** START **
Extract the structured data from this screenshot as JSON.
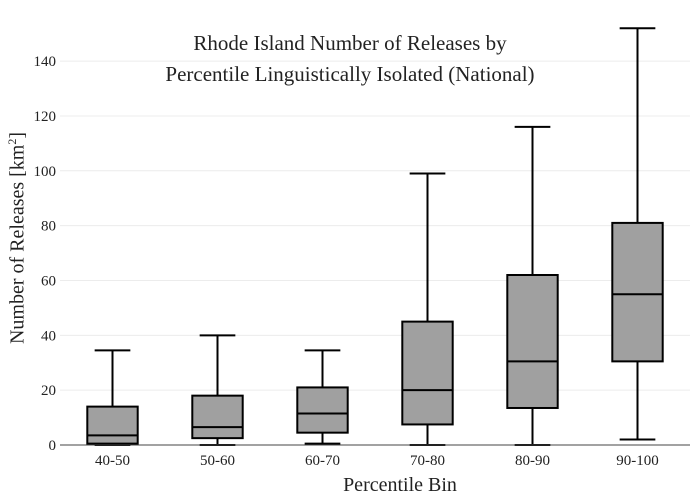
{
  "chart_data": {
    "type": "box",
    "title": [
      "Rhode Island Number of Releases by",
      "Percentile Linguistically Isolated (National)"
    ],
    "xlabel": "Percentile Bin",
    "ylabel": {
      "text": "Number of Releases  [km",
      "sup": "2",
      "tail": "]"
    },
    "ylim": [
      0,
      155
    ],
    "yticks": [
      0,
      20,
      40,
      60,
      80,
      100,
      120,
      140
    ],
    "grid": true,
    "box_color": "#a0a0a0",
    "categories": [
      "40-50",
      "50-60",
      "60-70",
      "70-80",
      "80-90",
      "90-100"
    ],
    "boxes": [
      {
        "category": "40-50",
        "min": 0,
        "q1": 0.5,
        "median": 3.5,
        "q3": 14,
        "max": 34.5
      },
      {
        "category": "50-60",
        "min": 0,
        "q1": 2.5,
        "median": 6.5,
        "q3": 18,
        "max": 40
      },
      {
        "category": "60-70",
        "min": 0.5,
        "q1": 4.5,
        "median": 11.5,
        "q3": 21,
        "max": 34.5
      },
      {
        "category": "70-80",
        "min": 0,
        "q1": 7.5,
        "median": 20,
        "q3": 45,
        "max": 99
      },
      {
        "category": "80-90",
        "min": 0,
        "q1": 13.5,
        "median": 30.5,
        "q3": 62,
        "max": 116
      },
      {
        "category": "90-100",
        "min": 2,
        "q1": 30.5,
        "median": 55,
        "q3": 81,
        "max": 152
      }
    ]
  }
}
** END **
• **PROBLEM TO SOLVE**: Repeat the material above in full and exactly, omitting the pictures.

• **RESULT**:
Extract the structured data from this screenshot as JSON.
{
  "chart_data": {
    "type": "box",
    "title": [
      "Rhode Island Number of Releases by",
      "Percentile Linguistically Isolated (National)"
    ],
    "xlabel": "Percentile Bin",
    "ylabel": {
      "text": "Number of Releases  [km",
      "sup": "2",
      "tail": "]"
    },
    "ylim": [
      0,
      155
    ],
    "yticks": [
      0,
      20,
      40,
      60,
      80,
      100,
      120,
      140
    ],
    "grid": true,
    "box_color": "#a0a0a0",
    "categories": [
      "40-50",
      "50-60",
      "60-70",
      "70-80",
      "80-90",
      "90-100"
    ],
    "boxes": [
      {
        "category": "40-50",
        "min": 0,
        "q1": 0.5,
        "median": 3.5,
        "q3": 14,
        "max": 34.5
      },
      {
        "category": "50-60",
        "min": 0,
        "q1": 2.5,
        "median": 6.5,
        "q3": 18,
        "max": 40
      },
      {
        "category": "60-70",
        "min": 0.5,
        "q1": 4.5,
        "median": 11.5,
        "q3": 21,
        "max": 34.5
      },
      {
        "category": "70-80",
        "min": 0,
        "q1": 7.5,
        "median": 20,
        "q3": 45,
        "max": 99
      },
      {
        "category": "80-90",
        "min": 0,
        "q1": 13.5,
        "median": 30.5,
        "q3": 62,
        "max": 116
      },
      {
        "category": "90-100",
        "min": 2,
        "q1": 30.5,
        "median": 55,
        "q3": 81,
        "max": 152
      }
    ]
  }
}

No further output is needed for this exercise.